⟨

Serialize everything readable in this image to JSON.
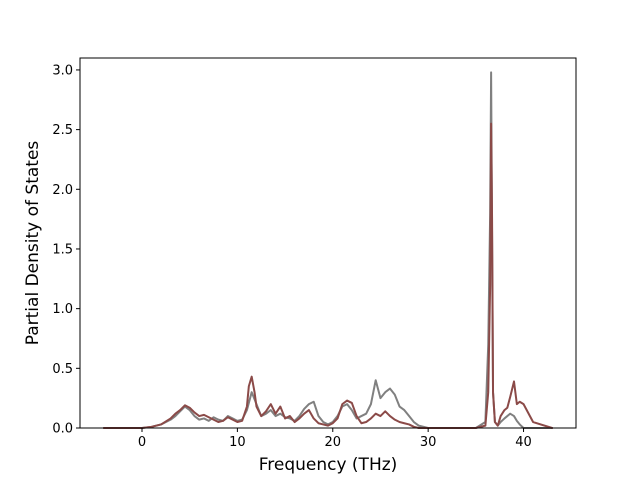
{
  "chart_data": {
    "type": "line",
    "title": "",
    "xlabel": "Frequency (THz)",
    "ylabel": "Partial Density of States",
    "xlim": [
      -6.5,
      45.5
    ],
    "ylim": [
      0.0,
      3.1
    ],
    "xticks": [
      0,
      10,
      20,
      30,
      40
    ],
    "xtick_labels": [
      "0",
      "10",
      "20",
      "30",
      "40"
    ],
    "yticks": [
      0.0,
      0.5,
      1.0,
      1.5,
      2.0,
      2.5,
      3.0
    ],
    "ytick_labels": [
      "0.0",
      "0.5",
      "1.0",
      "1.5",
      "2.0",
      "2.5",
      "3.0"
    ],
    "grid": false,
    "legend": false,
    "series": [
      {
        "color": "#808080",
        "x": [
          -4,
          0,
          1,
          2,
          3,
          3.5,
          4,
          4.5,
          5,
          5.5,
          6,
          6.5,
          7,
          7.5,
          8,
          8.5,
          9,
          9.5,
          10,
          10.5,
          11,
          11.5,
          12,
          12.5,
          13,
          13.5,
          14,
          14.5,
          15,
          15.5,
          16,
          16.5,
          17,
          17.5,
          18,
          18.5,
          19,
          19.5,
          20,
          20.5,
          21,
          21.5,
          22,
          22.5,
          23,
          23.5,
          24,
          24.5,
          25,
          25.5,
          26,
          26.5,
          27,
          27.5,
          28,
          28.5,
          29,
          30,
          32,
          34,
          35,
          36,
          36.3,
          36.5,
          36.6,
          36.7,
          36.8,
          37,
          37.3,
          37.6,
          38,
          38.3,
          38.6,
          39,
          39.3,
          39.6,
          40,
          41,
          43
        ],
        "y": [
          0,
          0,
          0.01,
          0.03,
          0.07,
          0.1,
          0.14,
          0.18,
          0.15,
          0.1,
          0.07,
          0.08,
          0.06,
          0.09,
          0.07,
          0.06,
          0.1,
          0.08,
          0.06,
          0.07,
          0.15,
          0.3,
          0.2,
          0.1,
          0.12,
          0.15,
          0.1,
          0.12,
          0.09,
          0.08,
          0.06,
          0.1,
          0.16,
          0.2,
          0.22,
          0.1,
          0.05,
          0.03,
          0.05,
          0.1,
          0.18,
          0.2,
          0.15,
          0.08,
          0.1,
          0.12,
          0.2,
          0.4,
          0.25,
          0.3,
          0.33,
          0.28,
          0.18,
          0.15,
          0.1,
          0.05,
          0.02,
          0,
          0,
          0,
          0,
          0.05,
          0.7,
          1.8,
          2.98,
          1.6,
          0.3,
          0.05,
          0.02,
          0.05,
          0.08,
          0.1,
          0.12,
          0.1,
          0.06,
          0.03,
          0,
          0,
          0
        ]
      },
      {
        "color": "#8b4a48",
        "x": [
          -4,
          0,
          1,
          2,
          3,
          3.5,
          4,
          4.5,
          5,
          5.5,
          6,
          6.5,
          7,
          7.5,
          8,
          8.5,
          9,
          9.5,
          10,
          10.5,
          11,
          11.2,
          11.5,
          11.8,
          12,
          12.5,
          13,
          13.5,
          14,
          14.5,
          15,
          15.5,
          16,
          16.5,
          17,
          17.5,
          18,
          18.5,
          19,
          19.5,
          20,
          20.5,
          21,
          21.5,
          22,
          22.5,
          23,
          23.5,
          24,
          24.5,
          25,
          25.5,
          26,
          26.5,
          27,
          27.5,
          28,
          28.5,
          29,
          30,
          32,
          34,
          35,
          36,
          36.3,
          36.5,
          36.6,
          36.7,
          36.8,
          37,
          37.3,
          37.6,
          38,
          38.3,
          38.6,
          39,
          39.3,
          39.6,
          40,
          41,
          43
        ],
        "y": [
          0,
          0,
          0.01,
          0.03,
          0.08,
          0.12,
          0.15,
          0.19,
          0.17,
          0.13,
          0.1,
          0.11,
          0.09,
          0.07,
          0.05,
          0.06,
          0.09,
          0.07,
          0.05,
          0.06,
          0.18,
          0.35,
          0.43,
          0.3,
          0.18,
          0.1,
          0.14,
          0.2,
          0.12,
          0.18,
          0.08,
          0.1,
          0.05,
          0.08,
          0.12,
          0.15,
          0.08,
          0.04,
          0.03,
          0.02,
          0.04,
          0.08,
          0.2,
          0.23,
          0.21,
          0.1,
          0.04,
          0.05,
          0.08,
          0.12,
          0.1,
          0.14,
          0.1,
          0.07,
          0.05,
          0.04,
          0.03,
          0.01,
          0,
          0,
          0,
          0,
          0,
          0.02,
          0.3,
          1.2,
          2.55,
          1.75,
          0.3,
          0.05,
          0.02,
          0.1,
          0.15,
          0.17,
          0.26,
          0.39,
          0.2,
          0.22,
          0.2,
          0.05,
          0
        ]
      }
    ]
  }
}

⟩

Task: Your copy should repeat each entry above exactly but contain no pictures.

Exercise response:
Serialize everything readable in this image to JSON.
{
  "chart_data": {
    "type": "line",
    "title": "",
    "xlabel": "Frequency (THz)",
    "ylabel": "Partial Density of States",
    "xlim": [
      -6.5,
      45.5
    ],
    "ylim": [
      0.0,
      3.1
    ],
    "xticks": [
      0,
      10,
      20,
      30,
      40
    ],
    "xtick_labels": [
      "0",
      "10",
      "20",
      "30",
      "40"
    ],
    "yticks": [
      0.0,
      0.5,
      1.0,
      1.5,
      2.0,
      2.5,
      3.0
    ],
    "ytick_labels": [
      "0.0",
      "0.5",
      "1.0",
      "1.5",
      "2.0",
      "2.5",
      "3.0"
    ],
    "grid": false,
    "legend": false,
    "series": [
      {
        "color": "#808080",
        "x": [
          -4,
          0,
          1,
          2,
          3,
          3.5,
          4,
          4.5,
          5,
          5.5,
          6,
          6.5,
          7,
          7.5,
          8,
          8.5,
          9,
          9.5,
          10,
          10.5,
          11,
          11.5,
          12,
          12.5,
          13,
          13.5,
          14,
          14.5,
          15,
          15.5,
          16,
          16.5,
          17,
          17.5,
          18,
          18.5,
          19,
          19.5,
          20,
          20.5,
          21,
          21.5,
          22,
          22.5,
          23,
          23.5,
          24,
          24.5,
          25,
          25.5,
          26,
          26.5,
          27,
          27.5,
          28,
          28.5,
          29,
          30,
          32,
          34,
          35,
          36,
          36.3,
          36.5,
          36.6,
          36.7,
          36.8,
          37,
          37.3,
          37.6,
          38,
          38.3,
          38.6,
          39,
          39.3,
          39.6,
          40,
          41,
          43
        ],
        "y": [
          0,
          0,
          0.01,
          0.03,
          0.07,
          0.1,
          0.14,
          0.18,
          0.15,
          0.1,
          0.07,
          0.08,
          0.06,
          0.09,
          0.07,
          0.06,
          0.1,
          0.08,
          0.06,
          0.07,
          0.15,
          0.3,
          0.2,
          0.1,
          0.12,
          0.15,
          0.1,
          0.12,
          0.09,
          0.08,
          0.06,
          0.1,
          0.16,
          0.2,
          0.22,
          0.1,
          0.05,
          0.03,
          0.05,
          0.1,
          0.18,
          0.2,
          0.15,
          0.08,
          0.1,
          0.12,
          0.2,
          0.4,
          0.25,
          0.3,
          0.33,
          0.28,
          0.18,
          0.15,
          0.1,
          0.05,
          0.02,
          0,
          0,
          0,
          0,
          0.05,
          0.7,
          1.8,
          2.98,
          1.6,
          0.3,
          0.05,
          0.02,
          0.05,
          0.08,
          0.1,
          0.12,
          0.1,
          0.06,
          0.03,
          0,
          0,
          0
        ]
      },
      {
        "color": "#8b4a48",
        "x": [
          -4,
          0,
          1,
          2,
          3,
          3.5,
          4,
          4.5,
          5,
          5.5,
          6,
          6.5,
          7,
          7.5,
          8,
          8.5,
          9,
          9.5,
          10,
          10.5,
          11,
          11.2,
          11.5,
          11.8,
          12,
          12.5,
          13,
          13.5,
          14,
          14.5,
          15,
          15.5,
          16,
          16.5,
          17,
          17.5,
          18,
          18.5,
          19,
          19.5,
          20,
          20.5,
          21,
          21.5,
          22,
          22.5,
          23,
          23.5,
          24,
          24.5,
          25,
          25.5,
          26,
          26.5,
          27,
          27.5,
          28,
          28.5,
          29,
          30,
          32,
          34,
          35,
          36,
          36.3,
          36.5,
          36.6,
          36.7,
          36.8,
          37,
          37.3,
          37.6,
          38,
          38.3,
          38.6,
          39,
          39.3,
          39.6,
          40,
          41,
          43
        ],
        "y": [
          0,
          0,
          0.01,
          0.03,
          0.08,
          0.12,
          0.15,
          0.19,
          0.17,
          0.13,
          0.1,
          0.11,
          0.09,
          0.07,
          0.05,
          0.06,
          0.09,
          0.07,
          0.05,
          0.06,
          0.18,
          0.35,
          0.43,
          0.3,
          0.18,
          0.1,
          0.14,
          0.2,
          0.12,
          0.18,
          0.08,
          0.1,
          0.05,
          0.08,
          0.12,
          0.15,
          0.08,
          0.04,
          0.03,
          0.02,
          0.04,
          0.08,
          0.2,
          0.23,
          0.21,
          0.1,
          0.04,
          0.05,
          0.08,
          0.12,
          0.1,
          0.14,
          0.1,
          0.07,
          0.05,
          0.04,
          0.03,
          0.01,
          0,
          0,
          0,
          0,
          0,
          0.02,
          0.3,
          1.2,
          2.55,
          1.75,
          0.3,
          0.05,
          0.02,
          0.1,
          0.15,
          0.17,
          0.26,
          0.39,
          0.2,
          0.22,
          0.2,
          0.05,
          0
        ]
      }
    ]
  }
}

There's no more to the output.